Without including any images, reproduce each entry exactly.
— start —
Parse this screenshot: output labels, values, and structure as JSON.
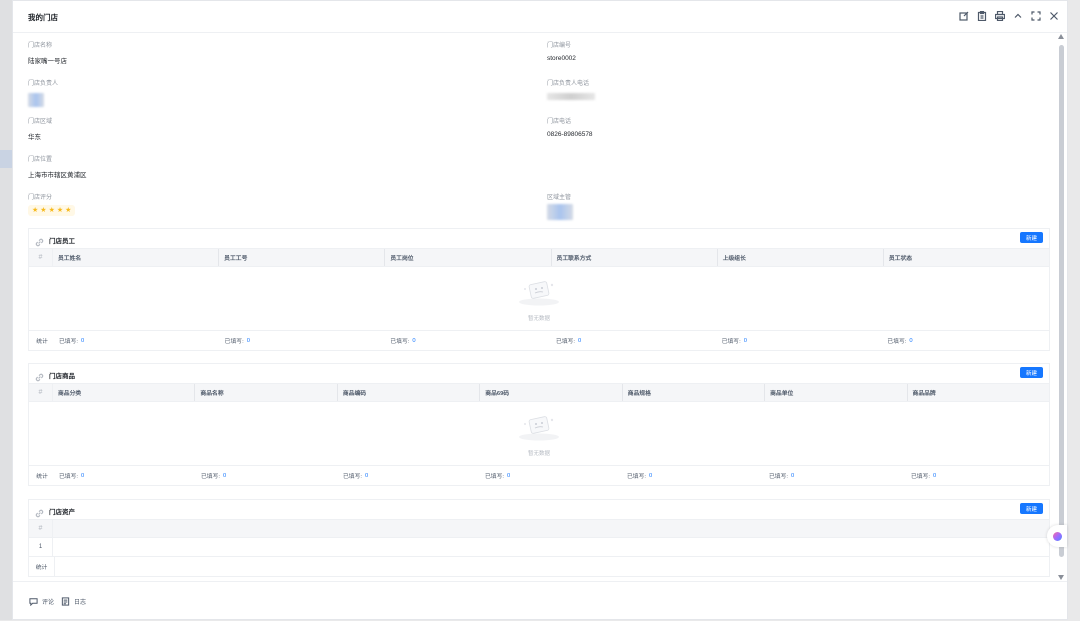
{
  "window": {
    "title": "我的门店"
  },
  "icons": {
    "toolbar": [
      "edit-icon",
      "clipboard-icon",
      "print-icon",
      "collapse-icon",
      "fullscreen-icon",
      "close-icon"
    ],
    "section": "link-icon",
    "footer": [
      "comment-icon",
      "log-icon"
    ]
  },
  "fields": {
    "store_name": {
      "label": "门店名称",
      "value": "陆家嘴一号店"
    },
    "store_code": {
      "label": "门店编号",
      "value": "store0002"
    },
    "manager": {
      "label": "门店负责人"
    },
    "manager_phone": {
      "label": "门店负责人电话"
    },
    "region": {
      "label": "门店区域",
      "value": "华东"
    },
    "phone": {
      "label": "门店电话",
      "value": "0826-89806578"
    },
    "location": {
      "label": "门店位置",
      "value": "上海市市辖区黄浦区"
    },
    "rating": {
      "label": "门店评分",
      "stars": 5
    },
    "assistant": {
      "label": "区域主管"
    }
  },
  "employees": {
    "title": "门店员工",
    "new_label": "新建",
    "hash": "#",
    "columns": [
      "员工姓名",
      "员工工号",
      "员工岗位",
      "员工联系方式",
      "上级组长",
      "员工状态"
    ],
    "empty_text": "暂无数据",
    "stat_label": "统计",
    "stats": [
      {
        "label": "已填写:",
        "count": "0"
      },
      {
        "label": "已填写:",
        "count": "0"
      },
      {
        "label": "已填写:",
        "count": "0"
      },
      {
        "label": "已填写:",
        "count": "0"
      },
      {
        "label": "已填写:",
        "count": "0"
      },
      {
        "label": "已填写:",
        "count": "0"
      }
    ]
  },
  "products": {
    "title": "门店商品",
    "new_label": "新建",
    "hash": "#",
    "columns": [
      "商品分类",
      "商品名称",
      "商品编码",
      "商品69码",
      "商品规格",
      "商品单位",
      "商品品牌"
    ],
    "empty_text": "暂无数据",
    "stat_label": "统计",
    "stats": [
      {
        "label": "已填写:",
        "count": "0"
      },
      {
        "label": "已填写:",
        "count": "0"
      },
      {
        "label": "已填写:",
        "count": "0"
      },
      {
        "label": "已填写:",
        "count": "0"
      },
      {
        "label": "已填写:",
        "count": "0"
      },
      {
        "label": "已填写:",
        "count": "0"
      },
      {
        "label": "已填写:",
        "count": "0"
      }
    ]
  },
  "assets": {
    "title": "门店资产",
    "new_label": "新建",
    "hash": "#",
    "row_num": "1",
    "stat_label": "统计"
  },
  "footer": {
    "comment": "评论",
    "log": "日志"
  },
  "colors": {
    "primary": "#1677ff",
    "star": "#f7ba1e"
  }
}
— end —
» **WRITTEN SOLUTION**:
Parse this screenshot: output labels, values, and structure as JSON.
{
  "window": {
    "title": "我的门店"
  },
  "icons": {
    "toolbar": [
      "edit-icon",
      "clipboard-icon",
      "print-icon",
      "collapse-icon",
      "fullscreen-icon",
      "close-icon"
    ],
    "section": "link-icon",
    "footer": [
      "comment-icon",
      "log-icon"
    ]
  },
  "fields": {
    "store_name": {
      "label": "门店名称",
      "value": "陆家嘴一号店"
    },
    "store_code": {
      "label": "门店编号",
      "value": "store0002"
    },
    "manager": {
      "label": "门店负责人"
    },
    "manager_phone": {
      "label": "门店负责人电话"
    },
    "region": {
      "label": "门店区域",
      "value": "华东"
    },
    "phone": {
      "label": "门店电话",
      "value": "0826-89806578"
    },
    "location": {
      "label": "门店位置",
      "value": "上海市市辖区黄浦区"
    },
    "rating": {
      "label": "门店评分",
      "stars": 5
    },
    "assistant": {
      "label": "区域主管"
    }
  },
  "employees": {
    "title": "门店员工",
    "new_label": "新建",
    "hash": "#",
    "columns": [
      "员工姓名",
      "员工工号",
      "员工岗位",
      "员工联系方式",
      "上级组长",
      "员工状态"
    ],
    "empty_text": "暂无数据",
    "stat_label": "统计",
    "stats": [
      {
        "label": "已填写:",
        "count": "0"
      },
      {
        "label": "已填写:",
        "count": "0"
      },
      {
        "label": "已填写:",
        "count": "0"
      },
      {
        "label": "已填写:",
        "count": "0"
      },
      {
        "label": "已填写:",
        "count": "0"
      },
      {
        "label": "已填写:",
        "count": "0"
      }
    ]
  },
  "products": {
    "title": "门店商品",
    "new_label": "新建",
    "hash": "#",
    "columns": [
      "商品分类",
      "商品名称",
      "商品编码",
      "商品69码",
      "商品规格",
      "商品单位",
      "商品品牌"
    ],
    "empty_text": "暂无数据",
    "stat_label": "统计",
    "stats": [
      {
        "label": "已填写:",
        "count": "0"
      },
      {
        "label": "已填写:",
        "count": "0"
      },
      {
        "label": "已填写:",
        "count": "0"
      },
      {
        "label": "已填写:",
        "count": "0"
      },
      {
        "label": "已填写:",
        "count": "0"
      },
      {
        "label": "已填写:",
        "count": "0"
      },
      {
        "label": "已填写:",
        "count": "0"
      }
    ]
  },
  "assets": {
    "title": "门店资产",
    "new_label": "新建",
    "hash": "#",
    "row_num": "1",
    "stat_label": "统计"
  },
  "footer": {
    "comment": "评论",
    "log": "日志"
  },
  "colors": {
    "primary": "#1677ff",
    "star": "#f7ba1e"
  }
}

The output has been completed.